(PROVIDED DATA)
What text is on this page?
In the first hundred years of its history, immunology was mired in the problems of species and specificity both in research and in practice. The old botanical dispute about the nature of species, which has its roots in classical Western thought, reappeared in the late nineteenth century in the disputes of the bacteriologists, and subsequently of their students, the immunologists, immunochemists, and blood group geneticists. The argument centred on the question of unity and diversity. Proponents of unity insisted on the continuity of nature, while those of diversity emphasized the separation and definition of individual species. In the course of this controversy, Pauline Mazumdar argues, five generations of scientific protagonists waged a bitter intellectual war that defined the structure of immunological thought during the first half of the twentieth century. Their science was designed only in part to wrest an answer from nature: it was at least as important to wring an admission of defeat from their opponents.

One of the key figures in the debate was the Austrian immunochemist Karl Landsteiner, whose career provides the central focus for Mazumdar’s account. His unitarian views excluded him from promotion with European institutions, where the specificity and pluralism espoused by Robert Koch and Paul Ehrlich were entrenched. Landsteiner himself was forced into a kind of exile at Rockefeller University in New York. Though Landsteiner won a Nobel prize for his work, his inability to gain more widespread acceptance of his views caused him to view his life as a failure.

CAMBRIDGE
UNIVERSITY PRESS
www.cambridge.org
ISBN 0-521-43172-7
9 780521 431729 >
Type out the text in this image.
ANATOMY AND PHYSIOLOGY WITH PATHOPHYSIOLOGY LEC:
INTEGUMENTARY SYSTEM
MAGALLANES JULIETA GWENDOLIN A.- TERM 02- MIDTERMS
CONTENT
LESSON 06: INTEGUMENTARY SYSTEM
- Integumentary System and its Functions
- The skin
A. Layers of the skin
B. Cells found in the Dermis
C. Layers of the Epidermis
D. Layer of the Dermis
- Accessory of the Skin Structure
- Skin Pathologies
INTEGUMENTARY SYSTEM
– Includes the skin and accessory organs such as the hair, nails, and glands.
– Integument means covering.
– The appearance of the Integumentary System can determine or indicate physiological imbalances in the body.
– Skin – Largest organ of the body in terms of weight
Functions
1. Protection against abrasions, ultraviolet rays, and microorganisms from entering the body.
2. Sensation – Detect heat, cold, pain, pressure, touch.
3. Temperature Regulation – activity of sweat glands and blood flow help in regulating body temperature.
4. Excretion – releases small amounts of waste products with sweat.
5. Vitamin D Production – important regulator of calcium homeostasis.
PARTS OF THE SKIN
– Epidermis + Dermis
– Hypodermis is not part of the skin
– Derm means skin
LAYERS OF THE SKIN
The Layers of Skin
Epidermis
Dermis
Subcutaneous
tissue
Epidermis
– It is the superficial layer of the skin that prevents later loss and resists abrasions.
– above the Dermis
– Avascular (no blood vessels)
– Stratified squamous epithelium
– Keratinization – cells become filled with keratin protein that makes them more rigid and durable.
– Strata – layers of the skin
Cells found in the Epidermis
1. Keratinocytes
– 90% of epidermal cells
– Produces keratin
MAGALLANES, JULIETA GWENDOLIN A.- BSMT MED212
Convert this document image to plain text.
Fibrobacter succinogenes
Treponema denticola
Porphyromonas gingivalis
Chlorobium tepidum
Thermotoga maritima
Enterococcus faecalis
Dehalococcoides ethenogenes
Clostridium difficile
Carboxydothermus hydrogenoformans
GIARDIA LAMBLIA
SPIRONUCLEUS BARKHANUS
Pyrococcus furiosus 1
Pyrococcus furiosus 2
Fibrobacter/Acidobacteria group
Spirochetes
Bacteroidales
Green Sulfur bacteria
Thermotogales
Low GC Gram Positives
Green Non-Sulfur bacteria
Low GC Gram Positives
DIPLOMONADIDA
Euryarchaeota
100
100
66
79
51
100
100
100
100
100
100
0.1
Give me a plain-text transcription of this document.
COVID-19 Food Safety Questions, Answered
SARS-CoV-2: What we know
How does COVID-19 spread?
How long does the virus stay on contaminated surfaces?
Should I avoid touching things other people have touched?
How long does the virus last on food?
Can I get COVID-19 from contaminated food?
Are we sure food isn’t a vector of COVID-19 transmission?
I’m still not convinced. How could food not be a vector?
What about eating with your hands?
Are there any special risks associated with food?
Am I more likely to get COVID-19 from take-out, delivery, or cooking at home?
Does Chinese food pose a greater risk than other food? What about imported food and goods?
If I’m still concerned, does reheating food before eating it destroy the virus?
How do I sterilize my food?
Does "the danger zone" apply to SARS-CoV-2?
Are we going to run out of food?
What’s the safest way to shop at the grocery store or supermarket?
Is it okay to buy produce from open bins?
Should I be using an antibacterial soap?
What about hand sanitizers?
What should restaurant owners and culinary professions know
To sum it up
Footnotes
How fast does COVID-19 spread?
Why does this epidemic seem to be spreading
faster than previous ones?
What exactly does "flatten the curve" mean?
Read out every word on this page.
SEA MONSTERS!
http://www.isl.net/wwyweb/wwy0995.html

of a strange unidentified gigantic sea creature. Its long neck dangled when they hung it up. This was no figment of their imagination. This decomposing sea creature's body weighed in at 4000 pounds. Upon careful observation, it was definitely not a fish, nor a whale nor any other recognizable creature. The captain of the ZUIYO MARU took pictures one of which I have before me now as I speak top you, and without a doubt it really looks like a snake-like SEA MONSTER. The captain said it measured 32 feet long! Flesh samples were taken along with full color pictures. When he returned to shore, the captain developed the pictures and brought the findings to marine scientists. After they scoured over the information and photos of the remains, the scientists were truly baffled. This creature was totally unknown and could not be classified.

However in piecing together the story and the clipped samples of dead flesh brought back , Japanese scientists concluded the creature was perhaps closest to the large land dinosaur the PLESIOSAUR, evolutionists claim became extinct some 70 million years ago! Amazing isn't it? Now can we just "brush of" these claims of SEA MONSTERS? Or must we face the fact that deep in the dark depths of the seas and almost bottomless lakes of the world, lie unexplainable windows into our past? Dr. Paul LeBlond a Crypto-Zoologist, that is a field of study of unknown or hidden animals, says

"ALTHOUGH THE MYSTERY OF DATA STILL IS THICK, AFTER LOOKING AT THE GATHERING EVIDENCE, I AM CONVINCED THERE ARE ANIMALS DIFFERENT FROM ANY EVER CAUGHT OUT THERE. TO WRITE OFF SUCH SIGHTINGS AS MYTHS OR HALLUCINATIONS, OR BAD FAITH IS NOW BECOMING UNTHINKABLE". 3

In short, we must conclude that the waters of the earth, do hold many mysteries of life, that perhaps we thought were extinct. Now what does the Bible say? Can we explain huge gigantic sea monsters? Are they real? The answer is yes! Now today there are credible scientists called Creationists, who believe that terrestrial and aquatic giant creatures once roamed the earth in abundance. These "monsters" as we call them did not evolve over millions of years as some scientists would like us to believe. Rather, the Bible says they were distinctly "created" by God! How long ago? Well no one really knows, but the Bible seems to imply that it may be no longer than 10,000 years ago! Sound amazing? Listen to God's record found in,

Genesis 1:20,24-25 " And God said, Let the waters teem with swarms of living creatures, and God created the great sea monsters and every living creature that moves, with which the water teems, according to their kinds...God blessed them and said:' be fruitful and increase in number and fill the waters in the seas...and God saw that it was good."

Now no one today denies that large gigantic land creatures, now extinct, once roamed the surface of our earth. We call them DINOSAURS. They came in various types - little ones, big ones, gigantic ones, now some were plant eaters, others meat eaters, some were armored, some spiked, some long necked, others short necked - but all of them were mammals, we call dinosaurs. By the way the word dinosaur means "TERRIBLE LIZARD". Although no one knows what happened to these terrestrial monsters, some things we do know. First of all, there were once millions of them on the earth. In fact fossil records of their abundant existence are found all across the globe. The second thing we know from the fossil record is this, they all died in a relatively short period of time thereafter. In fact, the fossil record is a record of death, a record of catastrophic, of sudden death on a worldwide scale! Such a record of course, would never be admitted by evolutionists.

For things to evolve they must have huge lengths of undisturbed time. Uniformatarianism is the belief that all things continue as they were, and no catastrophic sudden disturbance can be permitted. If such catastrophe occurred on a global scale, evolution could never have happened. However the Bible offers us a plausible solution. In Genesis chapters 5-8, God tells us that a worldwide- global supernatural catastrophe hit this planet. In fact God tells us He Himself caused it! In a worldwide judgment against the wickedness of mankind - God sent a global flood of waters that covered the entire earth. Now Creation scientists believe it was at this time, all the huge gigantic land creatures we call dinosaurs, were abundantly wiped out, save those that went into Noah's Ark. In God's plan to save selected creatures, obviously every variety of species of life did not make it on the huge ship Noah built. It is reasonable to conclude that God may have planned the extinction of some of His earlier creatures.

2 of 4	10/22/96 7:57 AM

(TASK DIRECTIONS) Copy all lines from the entries that contain the word "COVID".

(RESULT BELOW)
COVID-19 Food Safety Questions, Answered
How does COVID-19 spread?
Can I get COVID-19 from contaminated food?
Are we sure food isn’t a vector of COVID-19 transmission?
Am I more likely to get COVID-19 from take-out, delivery, or cooking at home?
How fast does COVID-19 spread?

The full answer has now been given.